Stored items
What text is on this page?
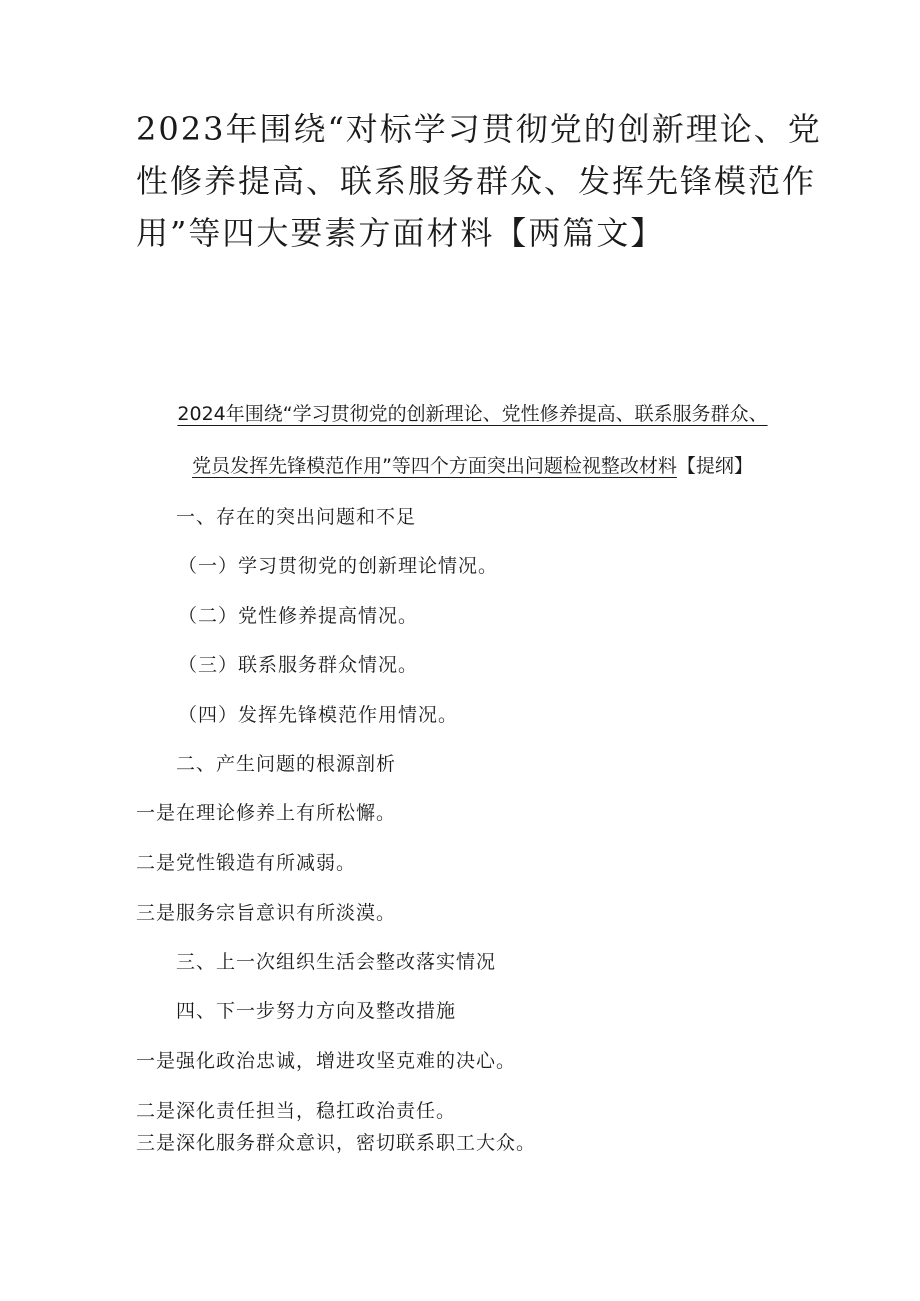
2023年围绕“对标学习贯彻党的创新理论、党性修养提高、联系服务群众、发挥先锋模范作用”等四大要素方面材料【两篇文】
2024年围绕“学习贯彻党的创新理论、党性修养提高、联系服务群众、
党员发挥先锋模范作用”等四个方面突出问题检视整改材料【提纲】

一、存在的突出问题和不足

（一）学习贯彻党的创新理论情况。

（二）党性修养提高情况。

（三）联系服务群众情况。

（四）发挥先锋模范作用情况。

二、产生问题的根源剖析

一是在理论修养上有所松懈。

二是党性锻造有所减弱。

三是服务宗旨意识有所淡漠。

三、上一次组织生活会整改落实情况

四、下一步努力方向及整改措施

一是强化政治忠诚，增进攻坚克难的决心。

二是深化责任担当，稳扛政治责任。

三是深化服务群众意识，密切联系职工大众。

◆ EXERCISE INSTRUCTIONS:
Leave the pictures out and copy the rest of the data exactly.

◆ TASK RESULT:
What text is on this page?
2023年围绕“对标学习贯彻党的创新理论、党性修养提高、联系服务群众、发挥先锋模范作用”等四大要素方面材料【两篇文】
2024年围绕“学习贯彻党的创新理论、党性修养提高、联系服务群众、
党员发挥先锋模范作用”等四个方面突出问题检视整改材料【提纲】

一、存在的突出问题和不足

（一）学习贯彻党的创新理论情况。

（二）党性修养提高情况。

（三）联系服务群众情况。

（四）发挥先锋模范作用情况。

二、产生问题的根源剖析

一是在理论修养上有所松懈。

二是党性锻造有所减弱。

三是服务宗旨意识有所淡漠。

三、上一次组织生活会整改落实情况

四、下一步努力方向及整改措施

一是强化政治忠诚，增进攻坚克难的决心。

二是深化责任担当，稳扛政治责任。

三是深化服务群众意识，密切联系职工大众。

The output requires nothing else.